_GIVEN TASK:_ Reproduce the records below exactly, leaving out any pictures.
- - -
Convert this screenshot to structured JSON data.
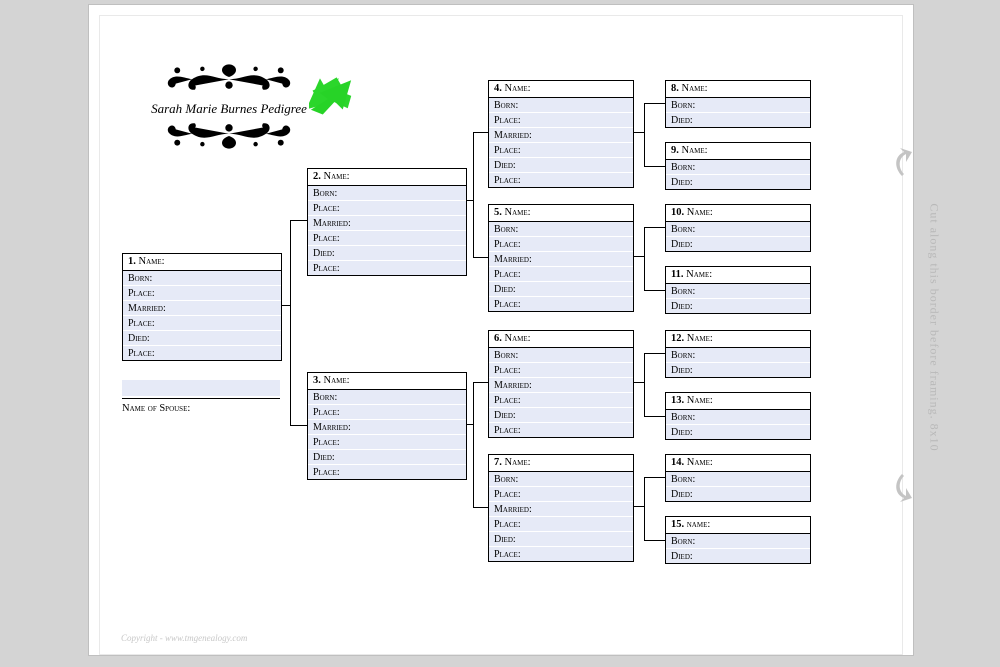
{
  "title": "Sarah Marie Burnes Pedigree",
  "spouse_label": "Name of Spouse:",
  "side_text": "Cut along this border before framing. 8x10",
  "copyright": "Copyright - www.tmgenealogy.com",
  "field_labels": {
    "born": "Born:",
    "place": "Place:",
    "married": "Married:",
    "place2": "Place:",
    "died": "Died:",
    "place3": "Place:"
  },
  "short_labels": {
    "born": "Born:",
    "died": "Died:"
  },
  "boxes": [
    {
      "id": 1,
      "num": "1.",
      "lbl": "Name:"
    },
    {
      "id": 2,
      "num": "2.",
      "lbl": "Name:"
    },
    {
      "id": 3,
      "num": "3.",
      "lbl": "Name:"
    },
    {
      "id": 4,
      "num": "4.",
      "lbl": "Name:"
    },
    {
      "id": 5,
      "num": "5.",
      "lbl": "Name:"
    },
    {
      "id": 6,
      "num": "6.",
      "lbl": "Name:"
    },
    {
      "id": 7,
      "num": "7.",
      "lbl": "Name:"
    },
    {
      "id": 8,
      "num": "8.",
      "lbl": "Name:"
    },
    {
      "id": 9,
      "num": "9.",
      "lbl": "Name:"
    },
    {
      "id": 10,
      "num": "10.",
      "lbl": "Name:"
    },
    {
      "id": 11,
      "num": "11.",
      "lbl": "Name:"
    },
    {
      "id": 12,
      "num": "12.",
      "lbl": "Name:"
    },
    {
      "id": 13,
      "num": "13.",
      "lbl": "Name:"
    },
    {
      "id": 14,
      "num": "14.",
      "lbl": "Name:"
    },
    {
      "id": 15,
      "num": "15.",
      "lbl": "name:"
    }
  ]
}
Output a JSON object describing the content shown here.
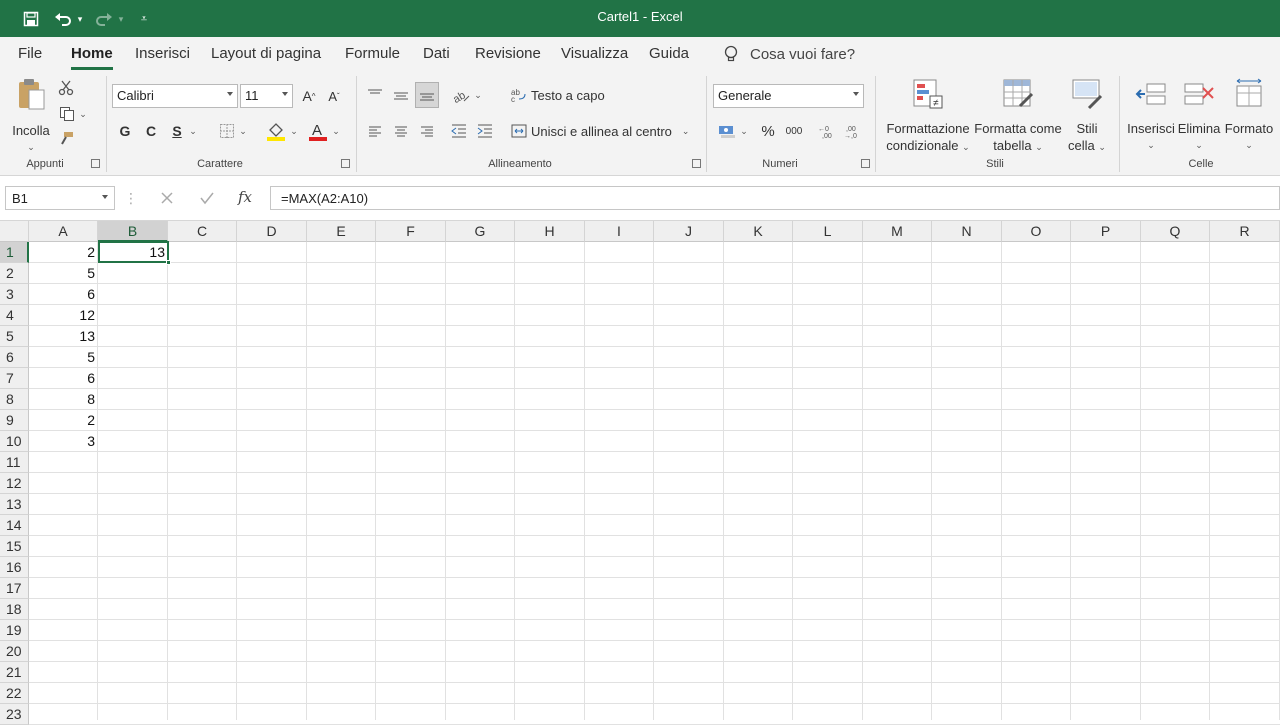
{
  "window": {
    "title": "Cartel1  -  Excel"
  },
  "tabs": [
    "File",
    "Home",
    "Inserisci",
    "Layout di pagina",
    "Formule",
    "Dati",
    "Revisione",
    "Visualizza",
    "Guida"
  ],
  "tell_me": "Cosa vuoi fare?",
  "ribbon": {
    "clipboard": {
      "paste_label": "Incolla",
      "group": "Appunti"
    },
    "font": {
      "name": "Calibri",
      "size": "11",
      "bold": "G",
      "italic": "C",
      "underline": "S",
      "grow": "A",
      "shrink": "A",
      "group": "Carattere",
      "font_color": "#e02020",
      "highlight_color": "#ffe600"
    },
    "alignment": {
      "wrap": "Testo a capo",
      "merge": "Unisci e allinea al centro",
      "group": "Allineamento"
    },
    "number": {
      "format": "Generale",
      "percent": "%",
      "thousands": "000",
      "group": "Numeri"
    },
    "styles": {
      "conditional_l1": "Formattazione",
      "conditional_l2": "condizionale",
      "table_l1": "Formatta come",
      "table_l2": "tabella",
      "cell_l1": "Stili",
      "cell_l2": "cella",
      "group": "Stili"
    },
    "cells": {
      "insert": "Inserisci",
      "delete": "Elimina",
      "format": "Formato",
      "group": "Celle"
    }
  },
  "formula_bar": {
    "name_box": "B1",
    "fx": "fx",
    "formula": "=MAX(A2:A10)"
  },
  "sheet": {
    "columns": [
      "A",
      "B",
      "C",
      "D",
      "E",
      "F",
      "G",
      "H",
      "I",
      "J",
      "K",
      "L",
      "M",
      "N",
      "O",
      "P",
      "Q",
      "R"
    ],
    "rows": [
      "1",
      "2",
      "3",
      "4",
      "5",
      "6",
      "7",
      "8",
      "9",
      "10",
      "11",
      "12",
      "13",
      "14",
      "15",
      "16",
      "17",
      "18",
      "19",
      "20",
      "21",
      "22",
      "23"
    ],
    "selected_cell": "B1",
    "column_a": [
      "2",
      "5",
      "6",
      "12",
      "13",
      "5",
      "6",
      "8",
      "2",
      "3"
    ],
    "b1": "13"
  },
  "colors": {
    "accent": "#217346"
  }
}
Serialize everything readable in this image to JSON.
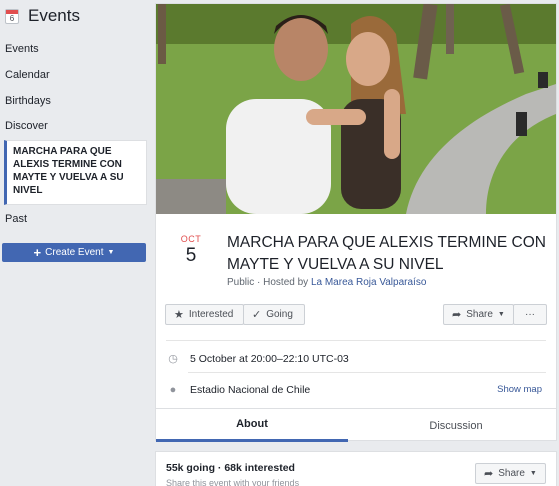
- - -
_REPLY:_
Convert this screenshot to structured JSON data.
{
  "title": "Sarah Marie Burnes Pedigree",
  "spouse_label": "Name of Spouse:",
  "side_text": "Cut along this border before framing. 8x10",
  "copyright": "Copyright - www.tmgenealogy.com",
  "field_labels": {
    "born": "Born:",
    "place": "Place:",
    "married": "Married:",
    "place2": "Place:",
    "died": "Died:",
    "place3": "Place:"
  },
  "short_labels": {
    "born": "Born:",
    "died": "Died:"
  },
  "boxes": [
    {
      "id": 1,
      "num": "1.",
      "lbl": "Name:"
    },
    {
      "id": 2,
      "num": "2.",
      "lbl": "Name:"
    },
    {
      "id": 3,
      "num": "3.",
      "lbl": "Name:"
    },
    {
      "id": 4,
      "num": "4.",
      "lbl": "Name:"
    },
    {
      "id": 5,
      "num": "5.",
      "lbl": "Name:"
    },
    {
      "id": 6,
      "num": "6.",
      "lbl": "Name:"
    },
    {
      "id": 7,
      "num": "7.",
      "lbl": "Name:"
    },
    {
      "id": 8,
      "num": "8.",
      "lbl": "Name:"
    },
    {
      "id": 9,
      "num": "9.",
      "lbl": "Name:"
    },
    {
      "id": 10,
      "num": "10.",
      "lbl": "Name:"
    },
    {
      "id": 11,
      "num": "11.",
      "lbl": "Name:"
    },
    {
      "id": 12,
      "num": "12.",
      "lbl": "Name:"
    },
    {
      "id": 13,
      "num": "13.",
      "lbl": "Name:"
    },
    {
      "id": 14,
      "num": "14.",
      "lbl": "Name:"
    },
    {
      "id": 15,
      "num": "15.",
      "lbl": "name:"
    }
  ]
}
Output a JSON object describing the content shown here.
{
  "window": {
    "title": "Cartel1  -  Excel"
  },
  "tabs": [
    "File",
    "Home",
    "Inserisci",
    "Layout di pagina",
    "Formule",
    "Dati",
    "Revisione",
    "Visualizza",
    "Guida"
  ],
  "tell_me": "Cosa vuoi fare?",
  "ribbon": {
    "clipboard": {
      "paste_label": "Incolla",
      "group": "Appunti"
    },
    "font": {
      "name": "Calibri",
      "size": "11",
      "bold": "G",
      "italic": "C",
      "underline": "S",
      "grow": "A",
      "shrink": "A",
      "group": "Carattere",
      "font_color": "#e02020",
      "highlight_color": "#ffe600"
    },
    "alignment": {
      "wrap": "Testo a capo",
      "merge": "Unisci e allinea al centro",
      "group": "Allineamento"
    },
    "number": {
      "format": "Generale",
      "percent": "%",
      "thousands": "000",
      "group": "Numeri"
    },
    "styles": {
      "conditional_l1": "Formattazione",
      "conditional_l2": "condizionale",
      "table_l1": "Formatta come",
      "table_l2": "tabella",
      "cell_l1": "Stili",
      "cell_l2": "cella",
      "group": "Stili"
    },
    "cells": {
      "insert": "Inserisci",
      "delete": "Elimina",
      "format": "Formato",
      "group": "Celle"
    }
  },
  "formula_bar": {
    "name_box": "B1",
    "fx": "fx",
    "formula": "=MAX(A2:A10)"
  },
  "sheet": {
    "columns": [
      "A",
      "B",
      "C",
      "D",
      "E",
      "F",
      "G",
      "H",
      "I",
      "J",
      "K",
      "L",
      "M",
      "N",
      "O",
      "P",
      "Q",
      "R"
    ],
    "rows": [
      "1",
      "2",
      "3",
      "4",
      "5",
      "6",
      "7",
      "8",
      "9",
      "10",
      "11",
      "12",
      "13",
      "14",
      "15",
      "16",
      "17",
      "18",
      "19",
      "20",
      "21",
      "22",
      "23"
    ],
    "selected_cell": "B1",
    "column_a": [
      "2",
      "5",
      "6",
      "12",
      "13",
      "5",
      "6",
      "8",
      "2",
      "3"
    ],
    "b1": "13"
  },
  "colors": {
    "accent": "#217346"
  }
}
Serialize everything readable in this image to JSON.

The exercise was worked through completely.